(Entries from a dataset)
- - - - -

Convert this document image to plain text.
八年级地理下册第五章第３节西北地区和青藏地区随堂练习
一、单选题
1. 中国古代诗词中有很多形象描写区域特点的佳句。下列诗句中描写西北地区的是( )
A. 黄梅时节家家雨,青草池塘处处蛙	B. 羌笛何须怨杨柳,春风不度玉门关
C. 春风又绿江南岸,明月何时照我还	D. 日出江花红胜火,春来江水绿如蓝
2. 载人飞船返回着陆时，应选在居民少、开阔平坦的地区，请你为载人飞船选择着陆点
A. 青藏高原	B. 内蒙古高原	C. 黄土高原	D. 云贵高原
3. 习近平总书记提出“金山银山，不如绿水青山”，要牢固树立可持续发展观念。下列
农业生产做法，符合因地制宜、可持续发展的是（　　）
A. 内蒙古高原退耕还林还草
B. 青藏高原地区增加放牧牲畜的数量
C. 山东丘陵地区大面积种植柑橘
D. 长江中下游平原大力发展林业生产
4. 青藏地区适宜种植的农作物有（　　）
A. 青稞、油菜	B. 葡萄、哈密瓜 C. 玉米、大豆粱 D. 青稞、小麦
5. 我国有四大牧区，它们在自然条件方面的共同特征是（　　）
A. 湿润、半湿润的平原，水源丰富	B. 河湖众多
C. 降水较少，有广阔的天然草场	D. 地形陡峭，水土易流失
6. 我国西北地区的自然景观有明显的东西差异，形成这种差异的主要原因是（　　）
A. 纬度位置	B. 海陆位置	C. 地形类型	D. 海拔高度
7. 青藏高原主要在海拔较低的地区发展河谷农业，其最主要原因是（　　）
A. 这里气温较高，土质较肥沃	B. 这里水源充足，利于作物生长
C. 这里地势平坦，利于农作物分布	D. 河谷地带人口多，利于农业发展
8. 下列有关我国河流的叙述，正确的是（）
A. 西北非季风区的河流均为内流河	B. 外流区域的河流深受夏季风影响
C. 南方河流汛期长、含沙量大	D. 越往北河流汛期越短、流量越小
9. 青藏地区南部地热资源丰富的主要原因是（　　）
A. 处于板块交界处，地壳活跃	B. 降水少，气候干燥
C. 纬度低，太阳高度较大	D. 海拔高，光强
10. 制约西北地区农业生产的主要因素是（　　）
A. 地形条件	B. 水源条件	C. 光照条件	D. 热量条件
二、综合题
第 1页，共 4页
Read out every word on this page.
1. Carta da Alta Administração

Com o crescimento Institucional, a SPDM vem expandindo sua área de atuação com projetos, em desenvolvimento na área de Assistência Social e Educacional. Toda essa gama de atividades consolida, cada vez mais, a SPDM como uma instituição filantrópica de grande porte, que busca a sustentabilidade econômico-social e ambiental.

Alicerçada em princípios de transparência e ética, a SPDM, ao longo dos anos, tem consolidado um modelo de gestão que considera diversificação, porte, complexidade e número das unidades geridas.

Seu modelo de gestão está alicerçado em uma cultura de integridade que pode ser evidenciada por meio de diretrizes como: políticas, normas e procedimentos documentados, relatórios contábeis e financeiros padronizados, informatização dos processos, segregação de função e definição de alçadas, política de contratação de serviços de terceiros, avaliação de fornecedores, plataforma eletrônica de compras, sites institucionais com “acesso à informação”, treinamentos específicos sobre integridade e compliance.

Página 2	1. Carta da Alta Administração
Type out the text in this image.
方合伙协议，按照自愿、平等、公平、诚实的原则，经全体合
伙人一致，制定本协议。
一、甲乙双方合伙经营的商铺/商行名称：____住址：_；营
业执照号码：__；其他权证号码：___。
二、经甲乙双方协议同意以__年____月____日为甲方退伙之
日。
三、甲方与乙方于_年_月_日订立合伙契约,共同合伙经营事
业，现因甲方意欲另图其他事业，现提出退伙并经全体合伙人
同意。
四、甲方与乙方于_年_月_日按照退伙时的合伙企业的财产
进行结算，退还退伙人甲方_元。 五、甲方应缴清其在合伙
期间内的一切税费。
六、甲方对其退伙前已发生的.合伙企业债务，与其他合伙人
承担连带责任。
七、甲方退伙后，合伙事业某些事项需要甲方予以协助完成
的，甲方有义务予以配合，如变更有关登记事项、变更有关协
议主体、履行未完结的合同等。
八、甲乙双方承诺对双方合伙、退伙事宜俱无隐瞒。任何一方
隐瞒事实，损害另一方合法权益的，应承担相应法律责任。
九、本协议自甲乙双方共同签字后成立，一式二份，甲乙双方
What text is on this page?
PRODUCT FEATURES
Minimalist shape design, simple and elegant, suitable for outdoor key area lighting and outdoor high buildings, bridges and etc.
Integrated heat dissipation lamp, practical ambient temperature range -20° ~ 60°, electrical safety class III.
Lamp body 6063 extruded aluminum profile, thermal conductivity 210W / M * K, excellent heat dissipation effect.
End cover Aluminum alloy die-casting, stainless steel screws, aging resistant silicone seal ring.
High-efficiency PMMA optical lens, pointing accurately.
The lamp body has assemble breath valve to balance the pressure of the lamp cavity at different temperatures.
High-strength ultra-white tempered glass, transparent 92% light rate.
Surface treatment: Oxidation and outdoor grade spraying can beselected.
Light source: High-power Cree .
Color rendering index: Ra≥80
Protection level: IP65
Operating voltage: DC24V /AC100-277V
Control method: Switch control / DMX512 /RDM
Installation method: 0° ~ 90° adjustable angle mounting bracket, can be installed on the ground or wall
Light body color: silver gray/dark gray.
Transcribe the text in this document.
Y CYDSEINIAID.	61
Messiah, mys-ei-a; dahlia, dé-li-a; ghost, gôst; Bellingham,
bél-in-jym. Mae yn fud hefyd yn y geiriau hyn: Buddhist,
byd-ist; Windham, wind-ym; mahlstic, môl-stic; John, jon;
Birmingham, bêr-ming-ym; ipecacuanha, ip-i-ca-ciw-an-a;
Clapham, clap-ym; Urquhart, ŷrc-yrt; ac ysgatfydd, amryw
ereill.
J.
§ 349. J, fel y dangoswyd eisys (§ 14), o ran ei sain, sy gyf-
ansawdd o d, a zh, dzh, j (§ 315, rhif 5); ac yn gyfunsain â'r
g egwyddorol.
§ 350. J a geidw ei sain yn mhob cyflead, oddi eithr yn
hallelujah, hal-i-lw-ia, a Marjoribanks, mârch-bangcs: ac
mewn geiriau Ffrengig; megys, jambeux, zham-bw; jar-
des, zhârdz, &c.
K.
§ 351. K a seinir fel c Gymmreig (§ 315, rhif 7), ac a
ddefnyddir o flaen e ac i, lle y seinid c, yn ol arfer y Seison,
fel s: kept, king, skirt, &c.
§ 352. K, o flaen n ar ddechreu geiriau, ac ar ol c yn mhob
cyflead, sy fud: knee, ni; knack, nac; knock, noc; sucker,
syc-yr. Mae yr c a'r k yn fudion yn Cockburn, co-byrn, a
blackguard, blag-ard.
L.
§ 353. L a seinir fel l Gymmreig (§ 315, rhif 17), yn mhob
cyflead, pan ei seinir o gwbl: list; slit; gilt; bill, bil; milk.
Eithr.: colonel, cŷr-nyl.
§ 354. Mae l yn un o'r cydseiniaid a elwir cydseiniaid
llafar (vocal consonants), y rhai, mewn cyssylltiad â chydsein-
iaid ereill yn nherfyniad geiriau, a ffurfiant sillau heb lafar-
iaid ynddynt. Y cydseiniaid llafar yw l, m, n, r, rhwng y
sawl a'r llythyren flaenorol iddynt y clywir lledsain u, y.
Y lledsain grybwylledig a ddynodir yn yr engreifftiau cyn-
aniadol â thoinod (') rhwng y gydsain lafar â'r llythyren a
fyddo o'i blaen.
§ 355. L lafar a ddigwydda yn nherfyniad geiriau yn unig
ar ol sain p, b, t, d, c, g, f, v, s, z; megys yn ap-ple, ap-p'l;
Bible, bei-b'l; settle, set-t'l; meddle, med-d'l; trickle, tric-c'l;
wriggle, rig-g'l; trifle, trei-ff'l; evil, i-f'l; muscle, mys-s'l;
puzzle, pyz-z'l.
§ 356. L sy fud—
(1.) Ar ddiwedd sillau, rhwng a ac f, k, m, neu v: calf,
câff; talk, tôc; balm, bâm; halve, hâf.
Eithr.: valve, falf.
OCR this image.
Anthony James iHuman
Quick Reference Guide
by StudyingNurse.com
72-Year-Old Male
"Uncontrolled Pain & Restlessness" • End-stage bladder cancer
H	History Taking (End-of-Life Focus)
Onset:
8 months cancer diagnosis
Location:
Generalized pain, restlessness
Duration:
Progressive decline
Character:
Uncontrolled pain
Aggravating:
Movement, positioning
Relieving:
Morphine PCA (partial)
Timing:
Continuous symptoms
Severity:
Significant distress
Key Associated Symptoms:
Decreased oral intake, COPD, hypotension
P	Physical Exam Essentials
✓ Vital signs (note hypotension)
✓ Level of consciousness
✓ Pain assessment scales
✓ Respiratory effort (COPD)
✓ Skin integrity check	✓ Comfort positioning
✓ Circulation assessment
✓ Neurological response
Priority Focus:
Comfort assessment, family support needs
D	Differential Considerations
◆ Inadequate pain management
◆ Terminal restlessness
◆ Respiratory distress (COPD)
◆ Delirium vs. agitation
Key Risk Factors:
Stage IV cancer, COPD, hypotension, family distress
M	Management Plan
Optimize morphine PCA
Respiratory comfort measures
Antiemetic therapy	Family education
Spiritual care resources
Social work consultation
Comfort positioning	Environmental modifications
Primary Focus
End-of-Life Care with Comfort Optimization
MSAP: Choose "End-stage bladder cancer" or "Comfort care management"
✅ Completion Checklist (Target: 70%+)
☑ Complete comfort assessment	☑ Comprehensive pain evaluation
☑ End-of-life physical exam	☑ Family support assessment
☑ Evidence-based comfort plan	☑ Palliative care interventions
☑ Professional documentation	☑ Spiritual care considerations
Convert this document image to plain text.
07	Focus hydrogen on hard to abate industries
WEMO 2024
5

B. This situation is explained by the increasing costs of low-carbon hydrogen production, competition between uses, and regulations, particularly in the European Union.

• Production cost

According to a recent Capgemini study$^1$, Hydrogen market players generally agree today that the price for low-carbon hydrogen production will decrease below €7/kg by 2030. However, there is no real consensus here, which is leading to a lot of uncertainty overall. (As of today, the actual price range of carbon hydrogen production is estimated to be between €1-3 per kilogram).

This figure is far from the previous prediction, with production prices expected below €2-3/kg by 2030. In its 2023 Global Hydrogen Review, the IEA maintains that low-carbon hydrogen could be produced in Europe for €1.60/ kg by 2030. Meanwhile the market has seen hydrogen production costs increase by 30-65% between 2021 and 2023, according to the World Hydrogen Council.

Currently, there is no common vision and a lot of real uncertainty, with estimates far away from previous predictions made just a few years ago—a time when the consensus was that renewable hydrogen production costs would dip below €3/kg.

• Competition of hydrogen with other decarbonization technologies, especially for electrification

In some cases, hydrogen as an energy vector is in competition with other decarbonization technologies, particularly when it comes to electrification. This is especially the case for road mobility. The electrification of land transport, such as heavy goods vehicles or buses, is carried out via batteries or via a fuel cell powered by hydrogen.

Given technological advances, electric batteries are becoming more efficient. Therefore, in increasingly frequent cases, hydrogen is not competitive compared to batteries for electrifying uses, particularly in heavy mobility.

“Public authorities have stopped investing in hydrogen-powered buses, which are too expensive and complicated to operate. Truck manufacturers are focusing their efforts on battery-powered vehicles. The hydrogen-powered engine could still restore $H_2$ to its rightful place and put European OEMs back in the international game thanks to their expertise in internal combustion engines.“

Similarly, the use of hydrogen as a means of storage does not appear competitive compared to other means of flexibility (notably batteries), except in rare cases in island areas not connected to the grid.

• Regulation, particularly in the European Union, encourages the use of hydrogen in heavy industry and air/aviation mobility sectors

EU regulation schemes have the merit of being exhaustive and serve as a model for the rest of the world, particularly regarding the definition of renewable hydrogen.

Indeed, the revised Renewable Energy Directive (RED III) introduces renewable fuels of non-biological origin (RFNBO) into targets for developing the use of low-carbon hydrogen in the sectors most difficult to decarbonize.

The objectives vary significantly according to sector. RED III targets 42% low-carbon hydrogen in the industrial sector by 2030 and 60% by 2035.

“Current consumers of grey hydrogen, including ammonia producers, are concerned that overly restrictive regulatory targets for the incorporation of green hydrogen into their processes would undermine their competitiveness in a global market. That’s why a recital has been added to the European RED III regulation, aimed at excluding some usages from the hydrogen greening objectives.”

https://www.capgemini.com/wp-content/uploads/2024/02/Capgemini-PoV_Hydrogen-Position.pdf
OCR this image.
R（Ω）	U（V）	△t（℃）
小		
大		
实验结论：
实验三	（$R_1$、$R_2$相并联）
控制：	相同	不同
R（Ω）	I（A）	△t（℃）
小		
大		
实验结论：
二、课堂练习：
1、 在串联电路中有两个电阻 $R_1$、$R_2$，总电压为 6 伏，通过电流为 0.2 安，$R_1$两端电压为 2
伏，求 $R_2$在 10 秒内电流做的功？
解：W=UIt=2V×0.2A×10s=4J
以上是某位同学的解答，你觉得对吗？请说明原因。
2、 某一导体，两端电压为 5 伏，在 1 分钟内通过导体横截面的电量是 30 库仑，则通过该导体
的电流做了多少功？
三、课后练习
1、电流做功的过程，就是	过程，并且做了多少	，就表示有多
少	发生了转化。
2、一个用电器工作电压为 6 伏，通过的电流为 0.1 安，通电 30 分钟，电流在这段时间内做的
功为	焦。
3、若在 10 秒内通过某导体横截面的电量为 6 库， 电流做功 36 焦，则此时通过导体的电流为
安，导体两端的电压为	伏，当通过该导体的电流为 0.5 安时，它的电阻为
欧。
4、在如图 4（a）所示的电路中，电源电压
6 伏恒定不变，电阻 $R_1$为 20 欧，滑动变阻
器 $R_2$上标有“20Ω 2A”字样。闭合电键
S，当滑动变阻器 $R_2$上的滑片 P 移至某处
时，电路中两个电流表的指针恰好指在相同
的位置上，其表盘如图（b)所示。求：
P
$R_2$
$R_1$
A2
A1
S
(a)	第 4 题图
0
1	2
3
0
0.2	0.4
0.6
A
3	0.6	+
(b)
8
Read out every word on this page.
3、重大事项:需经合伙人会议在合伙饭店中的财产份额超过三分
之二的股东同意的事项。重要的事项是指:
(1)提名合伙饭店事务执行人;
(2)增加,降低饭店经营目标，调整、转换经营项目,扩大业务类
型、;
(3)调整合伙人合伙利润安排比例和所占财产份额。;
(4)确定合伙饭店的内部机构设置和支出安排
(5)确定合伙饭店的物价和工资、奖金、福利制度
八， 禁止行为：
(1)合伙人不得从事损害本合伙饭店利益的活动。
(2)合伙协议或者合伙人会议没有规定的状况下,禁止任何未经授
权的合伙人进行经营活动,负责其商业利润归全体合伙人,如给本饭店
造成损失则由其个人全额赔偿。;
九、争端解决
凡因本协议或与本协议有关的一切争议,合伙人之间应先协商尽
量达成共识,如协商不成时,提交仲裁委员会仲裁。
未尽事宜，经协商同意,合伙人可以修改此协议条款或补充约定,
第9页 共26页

- - - - -

Copy out every line holding the string "llafar".

llafar (vocal consonants), y rhai, mewn cyssylltiad â chydsein-
iaid ynddynt. Y cydseiniaid llafar yw l, m, n, r, rhwng y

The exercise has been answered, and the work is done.